→ Aim:
All of the material should be reproduced exactly, with pictures left out.

-- start of Entries shown --

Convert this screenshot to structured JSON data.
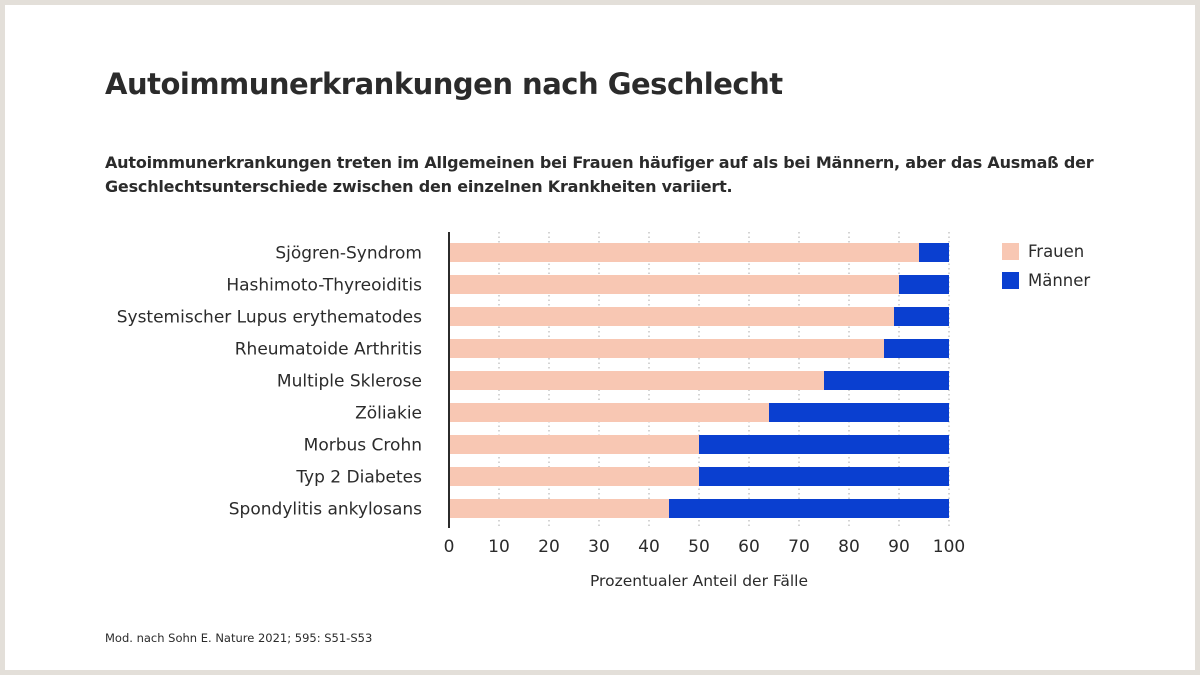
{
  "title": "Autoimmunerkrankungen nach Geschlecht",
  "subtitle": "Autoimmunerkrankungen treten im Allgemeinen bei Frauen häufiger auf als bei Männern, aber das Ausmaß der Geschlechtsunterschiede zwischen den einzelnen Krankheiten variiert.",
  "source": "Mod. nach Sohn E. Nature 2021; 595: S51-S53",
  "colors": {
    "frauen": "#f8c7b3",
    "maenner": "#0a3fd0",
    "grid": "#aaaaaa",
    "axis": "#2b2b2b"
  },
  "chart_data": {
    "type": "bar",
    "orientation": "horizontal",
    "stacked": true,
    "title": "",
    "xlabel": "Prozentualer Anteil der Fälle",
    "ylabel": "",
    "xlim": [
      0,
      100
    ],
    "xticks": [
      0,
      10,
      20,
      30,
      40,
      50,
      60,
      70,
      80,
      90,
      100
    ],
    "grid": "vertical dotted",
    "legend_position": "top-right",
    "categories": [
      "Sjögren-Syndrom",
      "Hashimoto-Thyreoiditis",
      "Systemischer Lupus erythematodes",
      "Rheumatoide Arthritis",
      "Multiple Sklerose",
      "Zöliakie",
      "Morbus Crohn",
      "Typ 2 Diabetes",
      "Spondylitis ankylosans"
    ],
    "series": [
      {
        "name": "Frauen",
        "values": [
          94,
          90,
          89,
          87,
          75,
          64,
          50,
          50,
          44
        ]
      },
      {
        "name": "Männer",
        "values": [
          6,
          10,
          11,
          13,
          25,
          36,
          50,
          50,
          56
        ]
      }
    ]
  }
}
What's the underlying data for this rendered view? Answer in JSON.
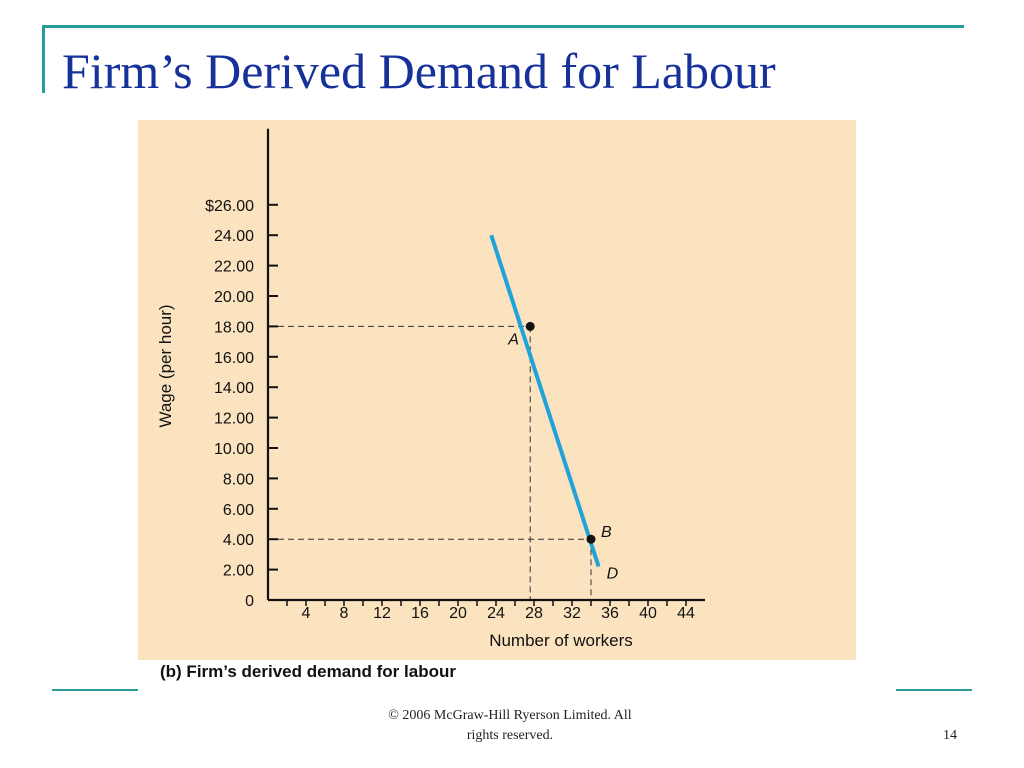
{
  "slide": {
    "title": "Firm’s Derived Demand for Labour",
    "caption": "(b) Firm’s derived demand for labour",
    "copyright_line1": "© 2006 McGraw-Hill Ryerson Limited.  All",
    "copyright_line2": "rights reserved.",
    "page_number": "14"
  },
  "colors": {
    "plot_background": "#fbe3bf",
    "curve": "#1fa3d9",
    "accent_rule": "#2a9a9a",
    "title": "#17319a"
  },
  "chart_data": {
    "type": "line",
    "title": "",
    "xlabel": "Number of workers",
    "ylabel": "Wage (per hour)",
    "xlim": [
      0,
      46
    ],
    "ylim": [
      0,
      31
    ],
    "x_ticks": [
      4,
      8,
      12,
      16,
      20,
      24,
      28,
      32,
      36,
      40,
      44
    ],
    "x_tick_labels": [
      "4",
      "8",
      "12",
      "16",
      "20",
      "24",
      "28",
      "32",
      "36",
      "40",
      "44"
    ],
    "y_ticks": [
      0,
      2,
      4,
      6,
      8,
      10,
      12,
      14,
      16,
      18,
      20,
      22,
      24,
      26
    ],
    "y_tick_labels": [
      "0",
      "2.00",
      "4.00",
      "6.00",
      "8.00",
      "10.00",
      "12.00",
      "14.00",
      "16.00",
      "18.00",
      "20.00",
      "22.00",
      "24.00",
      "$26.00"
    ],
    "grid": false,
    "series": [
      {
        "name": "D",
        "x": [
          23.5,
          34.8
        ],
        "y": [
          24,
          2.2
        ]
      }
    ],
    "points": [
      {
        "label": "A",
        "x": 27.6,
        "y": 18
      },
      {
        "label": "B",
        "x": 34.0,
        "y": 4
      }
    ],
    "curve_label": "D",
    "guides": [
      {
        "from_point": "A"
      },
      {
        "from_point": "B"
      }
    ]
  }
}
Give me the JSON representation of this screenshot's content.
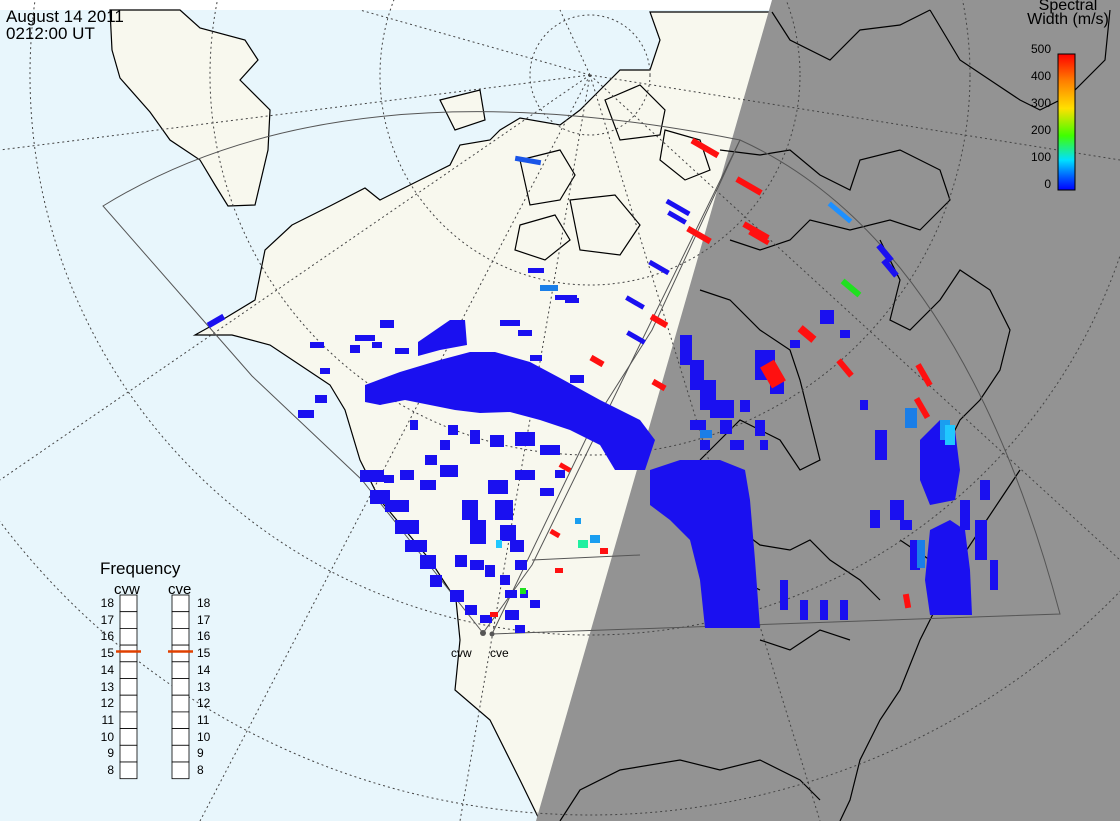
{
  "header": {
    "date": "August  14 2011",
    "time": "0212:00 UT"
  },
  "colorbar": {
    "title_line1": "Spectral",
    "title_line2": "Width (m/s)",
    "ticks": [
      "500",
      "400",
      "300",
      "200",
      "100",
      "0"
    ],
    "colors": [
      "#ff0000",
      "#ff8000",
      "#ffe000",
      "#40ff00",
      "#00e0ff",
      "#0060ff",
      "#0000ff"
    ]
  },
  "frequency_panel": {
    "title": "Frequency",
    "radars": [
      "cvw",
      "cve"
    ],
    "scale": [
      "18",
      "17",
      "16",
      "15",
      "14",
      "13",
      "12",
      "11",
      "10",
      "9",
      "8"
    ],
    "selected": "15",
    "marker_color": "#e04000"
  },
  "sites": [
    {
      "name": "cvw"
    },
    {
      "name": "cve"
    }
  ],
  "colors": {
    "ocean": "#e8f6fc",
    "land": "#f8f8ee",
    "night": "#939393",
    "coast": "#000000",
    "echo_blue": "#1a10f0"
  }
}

-- end of Entries shown --

→ Output for this task:
Convert this screenshot to structured JSON data.
{
  "title": "Autoimmunerkrankungen nach Geschlecht",
  "subtitle": "Autoimmunerkrankungen treten im Allgemeinen bei Frauen häufiger auf als bei Männern, aber das Ausmaß der Geschlechtsunterschiede zwischen den einzelnen Krankheiten variiert.",
  "source": "Mod. nach Sohn E. Nature 2021; 595: S51-S53",
  "colors": {
    "frauen": "#f8c7b3",
    "maenner": "#0a3fd0",
    "grid": "#aaaaaa",
    "axis": "#2b2b2b"
  },
  "chart_data": {
    "type": "bar",
    "orientation": "horizontal",
    "stacked": true,
    "title": "",
    "xlabel": "Prozentualer Anteil der Fälle",
    "ylabel": "",
    "xlim": [
      0,
      100
    ],
    "xticks": [
      0,
      10,
      20,
      30,
      40,
      50,
      60,
      70,
      80,
      90,
      100
    ],
    "grid": "vertical dotted",
    "legend_position": "top-right",
    "categories": [
      "Sjögren-Syndrom",
      "Hashimoto-Thyreoiditis",
      "Systemischer Lupus erythematodes",
      "Rheumatoide Arthritis",
      "Multiple Sklerose",
      "Zöliakie",
      "Morbus Crohn",
      "Typ 2 Diabetes",
      "Spondylitis ankylosans"
    ],
    "series": [
      {
        "name": "Frauen",
        "values": [
          94,
          90,
          89,
          87,
          75,
          64,
          50,
          50,
          44
        ]
      },
      {
        "name": "Männer",
        "values": [
          6,
          10,
          11,
          13,
          25,
          36,
          50,
          50,
          56
        ]
      }
    ]
  }
}
What's the underlying data for this rendered view? Answer in JSON.
{
  "slide": {
    "title": "Firm’s Derived Demand for Labour",
    "caption": "(b) Firm’s derived demand for labour",
    "copyright_line1": "© 2006 McGraw-Hill Ryerson Limited.  All",
    "copyright_line2": "rights reserved.",
    "page_number": "14"
  },
  "colors": {
    "plot_background": "#fbe3bf",
    "curve": "#1fa3d9",
    "accent_rule": "#2a9a9a",
    "title": "#17319a"
  },
  "chart_data": {
    "type": "line",
    "title": "",
    "xlabel": "Number of workers",
    "ylabel": "Wage (per hour)",
    "xlim": [
      0,
      46
    ],
    "ylim": [
      0,
      31
    ],
    "x_ticks": [
      4,
      8,
      12,
      16,
      20,
      24,
      28,
      32,
      36,
      40,
      44
    ],
    "x_tick_labels": [
      "4",
      "8",
      "12",
      "16",
      "20",
      "24",
      "28",
      "32",
      "36",
      "40",
      "44"
    ],
    "y_ticks": [
      0,
      2,
      4,
      6,
      8,
      10,
      12,
      14,
      16,
      18,
      20,
      22,
      24,
      26
    ],
    "y_tick_labels": [
      "0",
      "2.00",
      "4.00",
      "6.00",
      "8.00",
      "10.00",
      "12.00",
      "14.00",
      "16.00",
      "18.00",
      "20.00",
      "22.00",
      "24.00",
      "$26.00"
    ],
    "grid": false,
    "series": [
      {
        "name": "D",
        "x": [
          23.5,
          34.8
        ],
        "y": [
          24,
          2.2
        ]
      }
    ],
    "points": [
      {
        "label": "A",
        "x": 27.6,
        "y": 18
      },
      {
        "label": "B",
        "x": 34.0,
        "y": 4
      }
    ],
    "curve_label": "D",
    "guides": [
      {
        "from_point": "A"
      },
      {
        "from_point": "B"
      }
    ]
  }
}
Give me the JSON representation of this screenshot's content.
{
  "header": {
    "date": "August  14 2011",
    "time": "0212:00 UT"
  },
  "colorbar": {
    "title_line1": "Spectral",
    "title_line2": "Width (m/s)",
    "ticks": [
      "500",
      "400",
      "300",
      "200",
      "100",
      "0"
    ],
    "colors": [
      "#ff0000",
      "#ff8000",
      "#ffe000",
      "#40ff00",
      "#00e0ff",
      "#0060ff",
      "#0000ff"
    ]
  },
  "frequency_panel": {
    "title": "Frequency",
    "radars": [
      "cvw",
      "cve"
    ],
    "scale": [
      "18",
      "17",
      "16",
      "15",
      "14",
      "13",
      "12",
      "11",
      "10",
      "9",
      "8"
    ],
    "selected": "15",
    "marker_color": "#e04000"
  },
  "sites": [
    {
      "name": "cvw"
    },
    {
      "name": "cve"
    }
  ],
  "colors": {
    "ocean": "#e8f6fc",
    "land": "#f8f8ee",
    "night": "#939393",
    "coast": "#000000",
    "echo_blue": "#1a10f0"
  }
}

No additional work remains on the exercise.